(What you will do)
Decide whether each statement agrees with the placebo abstract below, answering yes or no and quoting the exact words that settle it: 1. The placebo concept began with a mistranslation by Saint Jerome. 2. PET scans have been used to study these effects in Alzheimer's disease. 3. The abstract holds that no further studies are required.

***** Quoted passage *****

Abstract

The "placebo" concept started with Saint Jerome's mistranslation of the first word of the ninth line of Psalm 116: instead of "I will walk before the Lord", he wrote "I will please the Lord" (Placebo Domino instead of ambulabo coram Domino). The placebo story is filled with quiproquos, mistakes and abuses. After many avatars, the placebo notion became firmly linked to medicine, and especially pharmacology. Nowadays, all new treatments are required to have proved their efficacy in randomized, placebo-controlled, double-blind trials. After a plethora of hypotheses based on psychology, behavorism, ethology, anthropology and sociology, proposing mechanisms of action based on patients' suggestibility and expectations induced by doctors' enthusiasm and beliefs, the past two decades have seen several new findings focusing on pharmacobiological phenomena. Animal studies provide fascinating information on immunological mechanisms and cancer outcomes in conditions of stress and pain. Placebo and nocebo mechanisms are now explained in terms of pain, endorphins, cholecystokinin and dopamine system activation, and possibly inflammation control. PET scans have been used to investigate these effects in depression and Parkinson's disease. A role of genetic mechanisms is also emerging in the field of placebo neurobiology. In fact, the placebo effect might simply result from the medical art. Further studies are needed to maximize the placebo effect and to make it more consistent.

***** Dataset *****

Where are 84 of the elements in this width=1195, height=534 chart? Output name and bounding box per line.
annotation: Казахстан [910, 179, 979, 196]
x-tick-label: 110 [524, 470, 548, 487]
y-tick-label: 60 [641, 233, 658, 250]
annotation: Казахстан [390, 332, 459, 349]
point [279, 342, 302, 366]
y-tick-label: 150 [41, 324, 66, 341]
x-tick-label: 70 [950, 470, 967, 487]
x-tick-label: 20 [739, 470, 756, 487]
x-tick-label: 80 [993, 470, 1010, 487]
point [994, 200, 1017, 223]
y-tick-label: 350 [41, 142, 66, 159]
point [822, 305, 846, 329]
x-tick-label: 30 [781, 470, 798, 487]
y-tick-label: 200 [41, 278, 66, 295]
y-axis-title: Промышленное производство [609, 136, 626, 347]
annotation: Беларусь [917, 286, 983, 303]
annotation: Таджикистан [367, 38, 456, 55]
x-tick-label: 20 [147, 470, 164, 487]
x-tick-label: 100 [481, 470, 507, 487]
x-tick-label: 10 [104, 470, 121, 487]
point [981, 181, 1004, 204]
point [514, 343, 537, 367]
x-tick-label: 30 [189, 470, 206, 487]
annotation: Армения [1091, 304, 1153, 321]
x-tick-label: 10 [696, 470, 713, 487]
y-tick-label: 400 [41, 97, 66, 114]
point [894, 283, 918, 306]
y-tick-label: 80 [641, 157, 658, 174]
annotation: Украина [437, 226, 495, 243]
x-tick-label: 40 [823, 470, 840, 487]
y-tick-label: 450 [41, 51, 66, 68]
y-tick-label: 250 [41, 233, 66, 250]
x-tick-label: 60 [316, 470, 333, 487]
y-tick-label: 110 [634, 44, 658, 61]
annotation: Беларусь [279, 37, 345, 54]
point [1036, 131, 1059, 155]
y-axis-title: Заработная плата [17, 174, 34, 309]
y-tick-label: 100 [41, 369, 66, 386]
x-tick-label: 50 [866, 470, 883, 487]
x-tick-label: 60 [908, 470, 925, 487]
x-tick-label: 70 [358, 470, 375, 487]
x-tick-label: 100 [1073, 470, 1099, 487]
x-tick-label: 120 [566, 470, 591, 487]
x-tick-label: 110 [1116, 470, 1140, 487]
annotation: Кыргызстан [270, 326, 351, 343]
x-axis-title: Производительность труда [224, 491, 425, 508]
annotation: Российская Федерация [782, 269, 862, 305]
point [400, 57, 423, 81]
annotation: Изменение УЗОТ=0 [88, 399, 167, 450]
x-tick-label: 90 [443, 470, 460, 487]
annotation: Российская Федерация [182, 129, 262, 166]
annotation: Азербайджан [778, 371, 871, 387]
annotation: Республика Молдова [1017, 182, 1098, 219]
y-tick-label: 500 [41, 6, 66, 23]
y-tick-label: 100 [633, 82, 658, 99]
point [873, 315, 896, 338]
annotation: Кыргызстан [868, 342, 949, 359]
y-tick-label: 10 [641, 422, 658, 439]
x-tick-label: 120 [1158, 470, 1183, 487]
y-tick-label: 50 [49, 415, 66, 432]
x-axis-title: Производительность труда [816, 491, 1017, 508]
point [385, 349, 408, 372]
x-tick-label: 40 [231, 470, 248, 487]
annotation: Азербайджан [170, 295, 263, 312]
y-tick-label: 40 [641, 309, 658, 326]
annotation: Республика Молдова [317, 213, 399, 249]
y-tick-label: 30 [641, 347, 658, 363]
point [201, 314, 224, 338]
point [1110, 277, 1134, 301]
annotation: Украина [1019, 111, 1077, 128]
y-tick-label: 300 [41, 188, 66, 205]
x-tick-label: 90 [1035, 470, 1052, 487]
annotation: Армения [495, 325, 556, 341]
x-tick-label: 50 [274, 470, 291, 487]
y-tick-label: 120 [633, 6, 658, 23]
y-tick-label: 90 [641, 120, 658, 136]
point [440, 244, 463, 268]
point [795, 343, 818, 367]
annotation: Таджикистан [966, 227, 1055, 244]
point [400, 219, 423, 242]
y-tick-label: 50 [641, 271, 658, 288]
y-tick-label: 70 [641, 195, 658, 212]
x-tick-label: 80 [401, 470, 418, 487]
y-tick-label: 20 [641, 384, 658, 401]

*****

(Solution to this task)
1. Yes: "started with Saint Jerome's mistranslation of the first word of the ninth line of Psalm 116"
2. No: "PET scans have been used to investigate these effects in depression and Parkinson's disease."
3. No: "Further studies are needed to maximize the placebo effect and to make it more consistent."